▸ **Your goal**
Select from the records below every line that has the word "text" in it.

▸ **Dataset rows**
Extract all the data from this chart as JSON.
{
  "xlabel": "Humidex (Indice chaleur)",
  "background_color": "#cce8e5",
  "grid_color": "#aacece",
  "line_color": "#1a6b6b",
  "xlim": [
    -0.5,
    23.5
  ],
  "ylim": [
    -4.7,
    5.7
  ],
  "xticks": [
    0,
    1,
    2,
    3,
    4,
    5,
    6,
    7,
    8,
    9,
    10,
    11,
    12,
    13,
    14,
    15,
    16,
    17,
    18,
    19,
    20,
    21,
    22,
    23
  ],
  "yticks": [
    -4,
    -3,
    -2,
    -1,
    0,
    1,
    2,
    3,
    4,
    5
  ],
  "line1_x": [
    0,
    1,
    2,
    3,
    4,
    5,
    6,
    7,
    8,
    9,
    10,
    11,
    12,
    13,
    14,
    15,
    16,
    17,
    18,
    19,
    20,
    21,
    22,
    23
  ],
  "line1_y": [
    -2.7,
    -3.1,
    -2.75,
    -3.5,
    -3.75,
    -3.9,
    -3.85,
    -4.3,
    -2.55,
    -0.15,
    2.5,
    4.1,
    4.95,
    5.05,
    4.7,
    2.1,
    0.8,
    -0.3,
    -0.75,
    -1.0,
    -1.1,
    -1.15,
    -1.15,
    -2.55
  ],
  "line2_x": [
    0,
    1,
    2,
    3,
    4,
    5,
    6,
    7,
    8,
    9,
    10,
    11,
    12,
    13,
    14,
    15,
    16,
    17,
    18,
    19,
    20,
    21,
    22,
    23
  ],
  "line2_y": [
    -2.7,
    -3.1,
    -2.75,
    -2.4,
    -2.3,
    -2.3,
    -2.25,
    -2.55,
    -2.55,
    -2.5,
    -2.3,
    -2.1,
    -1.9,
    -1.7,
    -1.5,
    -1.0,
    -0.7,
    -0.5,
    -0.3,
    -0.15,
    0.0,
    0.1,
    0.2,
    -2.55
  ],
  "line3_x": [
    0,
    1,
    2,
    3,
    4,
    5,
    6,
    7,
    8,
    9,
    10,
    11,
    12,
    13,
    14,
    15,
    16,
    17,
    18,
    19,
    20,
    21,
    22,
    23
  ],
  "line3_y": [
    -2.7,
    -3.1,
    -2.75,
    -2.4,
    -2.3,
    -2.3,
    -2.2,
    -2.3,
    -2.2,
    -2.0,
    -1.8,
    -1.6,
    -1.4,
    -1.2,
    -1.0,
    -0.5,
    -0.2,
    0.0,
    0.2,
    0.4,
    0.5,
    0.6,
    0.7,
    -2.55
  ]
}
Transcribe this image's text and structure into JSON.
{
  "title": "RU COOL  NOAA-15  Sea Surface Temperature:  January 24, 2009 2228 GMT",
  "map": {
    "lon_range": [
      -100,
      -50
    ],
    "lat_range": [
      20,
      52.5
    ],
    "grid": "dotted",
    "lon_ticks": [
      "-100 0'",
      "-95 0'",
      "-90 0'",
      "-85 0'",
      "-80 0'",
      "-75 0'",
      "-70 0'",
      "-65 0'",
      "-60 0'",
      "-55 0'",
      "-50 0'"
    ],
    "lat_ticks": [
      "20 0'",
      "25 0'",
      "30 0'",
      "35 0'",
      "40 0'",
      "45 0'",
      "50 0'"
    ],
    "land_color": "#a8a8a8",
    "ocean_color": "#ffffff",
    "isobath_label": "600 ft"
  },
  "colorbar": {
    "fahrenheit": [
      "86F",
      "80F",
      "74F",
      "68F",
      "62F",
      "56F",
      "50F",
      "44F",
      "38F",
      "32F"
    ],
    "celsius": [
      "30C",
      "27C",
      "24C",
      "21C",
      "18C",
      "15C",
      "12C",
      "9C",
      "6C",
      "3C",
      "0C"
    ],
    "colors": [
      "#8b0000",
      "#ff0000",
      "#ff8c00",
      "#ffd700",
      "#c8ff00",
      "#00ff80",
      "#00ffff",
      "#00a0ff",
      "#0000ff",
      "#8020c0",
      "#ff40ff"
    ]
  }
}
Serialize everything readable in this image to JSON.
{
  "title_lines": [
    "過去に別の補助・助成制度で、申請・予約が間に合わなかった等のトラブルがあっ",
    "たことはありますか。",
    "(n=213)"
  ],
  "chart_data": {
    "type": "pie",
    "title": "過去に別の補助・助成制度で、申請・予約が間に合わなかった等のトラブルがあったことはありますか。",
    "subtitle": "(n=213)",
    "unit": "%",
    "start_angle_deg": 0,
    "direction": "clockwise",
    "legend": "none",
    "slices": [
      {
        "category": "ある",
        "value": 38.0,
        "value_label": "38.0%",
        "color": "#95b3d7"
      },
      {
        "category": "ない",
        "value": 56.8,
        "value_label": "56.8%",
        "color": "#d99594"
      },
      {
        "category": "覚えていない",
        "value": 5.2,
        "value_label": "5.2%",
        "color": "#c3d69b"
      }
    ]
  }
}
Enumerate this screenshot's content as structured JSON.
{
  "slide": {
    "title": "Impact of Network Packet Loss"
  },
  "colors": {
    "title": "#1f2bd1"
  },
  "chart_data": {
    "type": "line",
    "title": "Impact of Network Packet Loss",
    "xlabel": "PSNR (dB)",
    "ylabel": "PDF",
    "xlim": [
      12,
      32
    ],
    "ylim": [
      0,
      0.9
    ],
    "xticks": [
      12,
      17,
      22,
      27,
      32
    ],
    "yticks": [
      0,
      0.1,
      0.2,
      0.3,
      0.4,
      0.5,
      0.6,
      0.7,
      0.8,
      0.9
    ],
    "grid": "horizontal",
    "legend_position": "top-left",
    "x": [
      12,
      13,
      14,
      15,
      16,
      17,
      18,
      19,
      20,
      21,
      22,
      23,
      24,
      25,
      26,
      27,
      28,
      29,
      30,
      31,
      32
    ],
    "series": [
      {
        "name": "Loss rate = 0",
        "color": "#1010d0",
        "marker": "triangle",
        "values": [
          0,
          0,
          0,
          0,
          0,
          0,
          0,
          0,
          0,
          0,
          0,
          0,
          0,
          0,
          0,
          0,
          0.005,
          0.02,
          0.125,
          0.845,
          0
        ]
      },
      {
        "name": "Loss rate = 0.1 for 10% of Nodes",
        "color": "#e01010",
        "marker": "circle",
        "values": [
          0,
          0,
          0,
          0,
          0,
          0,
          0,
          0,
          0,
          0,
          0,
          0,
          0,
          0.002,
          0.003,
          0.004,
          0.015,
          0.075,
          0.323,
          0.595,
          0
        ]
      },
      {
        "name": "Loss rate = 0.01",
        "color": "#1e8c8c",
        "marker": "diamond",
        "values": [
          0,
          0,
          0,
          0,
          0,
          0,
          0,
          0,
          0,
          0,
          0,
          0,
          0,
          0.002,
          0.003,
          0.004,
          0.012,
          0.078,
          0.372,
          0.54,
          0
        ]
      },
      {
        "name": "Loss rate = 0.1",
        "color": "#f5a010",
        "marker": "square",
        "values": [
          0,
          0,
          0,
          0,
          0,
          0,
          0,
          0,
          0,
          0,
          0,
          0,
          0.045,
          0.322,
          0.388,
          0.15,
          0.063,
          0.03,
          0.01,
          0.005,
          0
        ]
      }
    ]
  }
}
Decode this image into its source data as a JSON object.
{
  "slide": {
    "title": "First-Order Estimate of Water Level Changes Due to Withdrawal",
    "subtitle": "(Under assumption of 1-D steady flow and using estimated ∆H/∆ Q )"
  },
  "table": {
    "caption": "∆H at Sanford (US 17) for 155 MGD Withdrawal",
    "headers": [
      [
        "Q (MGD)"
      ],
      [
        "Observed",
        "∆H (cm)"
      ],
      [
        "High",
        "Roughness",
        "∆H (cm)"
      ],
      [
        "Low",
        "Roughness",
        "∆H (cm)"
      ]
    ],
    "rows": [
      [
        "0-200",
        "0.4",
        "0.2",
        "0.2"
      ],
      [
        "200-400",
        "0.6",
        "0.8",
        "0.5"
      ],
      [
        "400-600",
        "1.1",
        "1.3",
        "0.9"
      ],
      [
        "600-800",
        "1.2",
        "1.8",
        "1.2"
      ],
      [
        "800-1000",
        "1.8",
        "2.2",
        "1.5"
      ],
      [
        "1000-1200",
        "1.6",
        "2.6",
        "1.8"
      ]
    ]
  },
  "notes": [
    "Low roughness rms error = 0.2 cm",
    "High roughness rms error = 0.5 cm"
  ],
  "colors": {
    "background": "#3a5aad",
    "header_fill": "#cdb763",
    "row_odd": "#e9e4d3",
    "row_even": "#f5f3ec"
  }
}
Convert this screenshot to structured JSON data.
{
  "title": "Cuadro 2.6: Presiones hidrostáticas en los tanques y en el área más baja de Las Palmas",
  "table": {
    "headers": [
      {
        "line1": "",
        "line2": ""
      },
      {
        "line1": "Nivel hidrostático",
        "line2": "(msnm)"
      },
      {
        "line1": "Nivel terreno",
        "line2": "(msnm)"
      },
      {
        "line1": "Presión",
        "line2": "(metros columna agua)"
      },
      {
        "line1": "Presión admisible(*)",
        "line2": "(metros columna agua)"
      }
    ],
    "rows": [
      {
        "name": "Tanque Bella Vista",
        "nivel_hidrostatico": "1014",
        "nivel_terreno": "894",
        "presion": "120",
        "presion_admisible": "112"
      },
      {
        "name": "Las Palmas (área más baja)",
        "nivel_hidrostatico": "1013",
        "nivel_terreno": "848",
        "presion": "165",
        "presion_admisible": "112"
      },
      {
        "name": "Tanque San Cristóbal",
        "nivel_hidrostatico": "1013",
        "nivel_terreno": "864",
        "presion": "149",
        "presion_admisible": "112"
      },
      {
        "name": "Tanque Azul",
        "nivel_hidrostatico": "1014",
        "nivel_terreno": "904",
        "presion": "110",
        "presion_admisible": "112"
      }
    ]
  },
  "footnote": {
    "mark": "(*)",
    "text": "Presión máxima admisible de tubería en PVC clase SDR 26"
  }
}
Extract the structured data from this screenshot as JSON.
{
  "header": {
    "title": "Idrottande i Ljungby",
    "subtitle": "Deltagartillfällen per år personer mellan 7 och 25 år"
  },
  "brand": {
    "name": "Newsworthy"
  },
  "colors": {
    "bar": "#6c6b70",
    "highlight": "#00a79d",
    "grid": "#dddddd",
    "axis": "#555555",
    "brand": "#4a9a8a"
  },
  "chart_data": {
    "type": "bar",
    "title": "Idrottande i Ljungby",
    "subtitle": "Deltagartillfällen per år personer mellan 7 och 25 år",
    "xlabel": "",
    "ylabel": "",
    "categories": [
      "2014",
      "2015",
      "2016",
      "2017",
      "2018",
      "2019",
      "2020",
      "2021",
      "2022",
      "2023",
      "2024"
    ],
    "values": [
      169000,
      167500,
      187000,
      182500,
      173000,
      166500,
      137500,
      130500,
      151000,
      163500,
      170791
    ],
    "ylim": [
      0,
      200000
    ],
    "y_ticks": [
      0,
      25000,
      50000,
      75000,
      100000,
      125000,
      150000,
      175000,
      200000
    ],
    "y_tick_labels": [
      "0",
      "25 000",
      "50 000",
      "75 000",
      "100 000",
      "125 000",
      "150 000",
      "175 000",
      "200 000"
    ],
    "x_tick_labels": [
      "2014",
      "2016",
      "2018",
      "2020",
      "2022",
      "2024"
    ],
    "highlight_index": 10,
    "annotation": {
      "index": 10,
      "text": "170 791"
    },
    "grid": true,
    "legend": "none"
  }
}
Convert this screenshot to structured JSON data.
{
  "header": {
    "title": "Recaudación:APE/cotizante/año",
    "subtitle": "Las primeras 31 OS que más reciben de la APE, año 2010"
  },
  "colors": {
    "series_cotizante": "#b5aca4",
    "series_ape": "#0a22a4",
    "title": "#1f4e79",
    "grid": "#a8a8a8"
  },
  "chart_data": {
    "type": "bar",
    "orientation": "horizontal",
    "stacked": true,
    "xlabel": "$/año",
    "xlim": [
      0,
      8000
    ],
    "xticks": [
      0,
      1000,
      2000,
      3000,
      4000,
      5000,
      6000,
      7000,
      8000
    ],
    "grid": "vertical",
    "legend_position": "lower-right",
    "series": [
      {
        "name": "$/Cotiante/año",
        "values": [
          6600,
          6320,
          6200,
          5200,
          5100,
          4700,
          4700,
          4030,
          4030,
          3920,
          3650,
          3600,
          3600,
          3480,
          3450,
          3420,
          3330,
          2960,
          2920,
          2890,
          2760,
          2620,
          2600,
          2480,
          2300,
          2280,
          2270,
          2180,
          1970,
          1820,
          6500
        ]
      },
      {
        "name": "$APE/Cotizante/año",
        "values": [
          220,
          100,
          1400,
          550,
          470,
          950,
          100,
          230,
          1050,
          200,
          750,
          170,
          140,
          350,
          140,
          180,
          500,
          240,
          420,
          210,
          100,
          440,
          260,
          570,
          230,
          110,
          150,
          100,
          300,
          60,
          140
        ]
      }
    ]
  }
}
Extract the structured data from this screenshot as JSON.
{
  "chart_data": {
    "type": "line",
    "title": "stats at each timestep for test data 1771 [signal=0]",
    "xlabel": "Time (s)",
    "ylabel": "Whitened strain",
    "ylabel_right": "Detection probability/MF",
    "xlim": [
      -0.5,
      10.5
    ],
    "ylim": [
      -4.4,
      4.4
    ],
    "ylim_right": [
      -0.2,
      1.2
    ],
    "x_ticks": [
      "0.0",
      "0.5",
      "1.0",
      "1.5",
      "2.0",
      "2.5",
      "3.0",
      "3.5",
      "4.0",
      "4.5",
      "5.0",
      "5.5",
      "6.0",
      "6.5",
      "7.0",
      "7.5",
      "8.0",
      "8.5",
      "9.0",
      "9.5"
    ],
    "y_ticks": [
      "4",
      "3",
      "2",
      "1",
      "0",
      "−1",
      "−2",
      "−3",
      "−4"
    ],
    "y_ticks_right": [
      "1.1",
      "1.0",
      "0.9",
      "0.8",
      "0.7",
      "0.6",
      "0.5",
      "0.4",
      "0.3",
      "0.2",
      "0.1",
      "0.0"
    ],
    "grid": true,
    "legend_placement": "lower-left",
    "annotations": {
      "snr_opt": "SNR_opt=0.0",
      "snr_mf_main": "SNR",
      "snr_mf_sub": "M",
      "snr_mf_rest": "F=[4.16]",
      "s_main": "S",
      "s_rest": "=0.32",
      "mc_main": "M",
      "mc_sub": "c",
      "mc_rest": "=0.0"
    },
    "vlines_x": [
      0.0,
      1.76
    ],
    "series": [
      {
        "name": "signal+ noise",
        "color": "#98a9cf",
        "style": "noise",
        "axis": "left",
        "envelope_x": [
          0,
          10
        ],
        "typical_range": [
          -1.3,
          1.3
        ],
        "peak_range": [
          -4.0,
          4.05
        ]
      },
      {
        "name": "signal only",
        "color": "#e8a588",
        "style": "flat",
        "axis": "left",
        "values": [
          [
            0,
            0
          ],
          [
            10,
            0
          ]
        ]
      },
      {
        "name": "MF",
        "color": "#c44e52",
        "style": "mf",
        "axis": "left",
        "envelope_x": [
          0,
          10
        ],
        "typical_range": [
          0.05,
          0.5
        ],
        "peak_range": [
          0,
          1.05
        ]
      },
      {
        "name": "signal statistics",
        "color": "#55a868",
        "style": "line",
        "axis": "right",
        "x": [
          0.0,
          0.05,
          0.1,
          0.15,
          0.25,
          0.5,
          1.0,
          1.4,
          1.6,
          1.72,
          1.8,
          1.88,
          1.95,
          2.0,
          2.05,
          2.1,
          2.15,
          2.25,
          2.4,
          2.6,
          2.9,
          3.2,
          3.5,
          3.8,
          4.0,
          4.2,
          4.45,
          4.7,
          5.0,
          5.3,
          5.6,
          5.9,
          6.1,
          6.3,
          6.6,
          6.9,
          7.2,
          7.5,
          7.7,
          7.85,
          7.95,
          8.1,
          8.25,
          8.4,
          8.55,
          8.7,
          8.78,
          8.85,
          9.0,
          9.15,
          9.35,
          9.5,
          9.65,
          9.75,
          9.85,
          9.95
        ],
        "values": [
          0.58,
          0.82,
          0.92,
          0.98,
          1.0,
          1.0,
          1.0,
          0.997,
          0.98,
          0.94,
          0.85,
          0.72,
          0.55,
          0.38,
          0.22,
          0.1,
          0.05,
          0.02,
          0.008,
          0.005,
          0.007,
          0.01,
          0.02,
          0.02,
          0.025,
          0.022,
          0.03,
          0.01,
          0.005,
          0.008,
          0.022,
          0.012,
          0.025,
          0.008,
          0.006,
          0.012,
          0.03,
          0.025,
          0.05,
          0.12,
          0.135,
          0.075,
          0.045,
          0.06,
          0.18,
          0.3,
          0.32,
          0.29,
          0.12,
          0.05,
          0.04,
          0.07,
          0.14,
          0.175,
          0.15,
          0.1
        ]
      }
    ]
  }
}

▸ **Exercise output**
Transcribe this image's text and structure into JSON.
    "text": "Presión máxima admisible de tubería en PVC clase SDR 26"
      "text": "170 791"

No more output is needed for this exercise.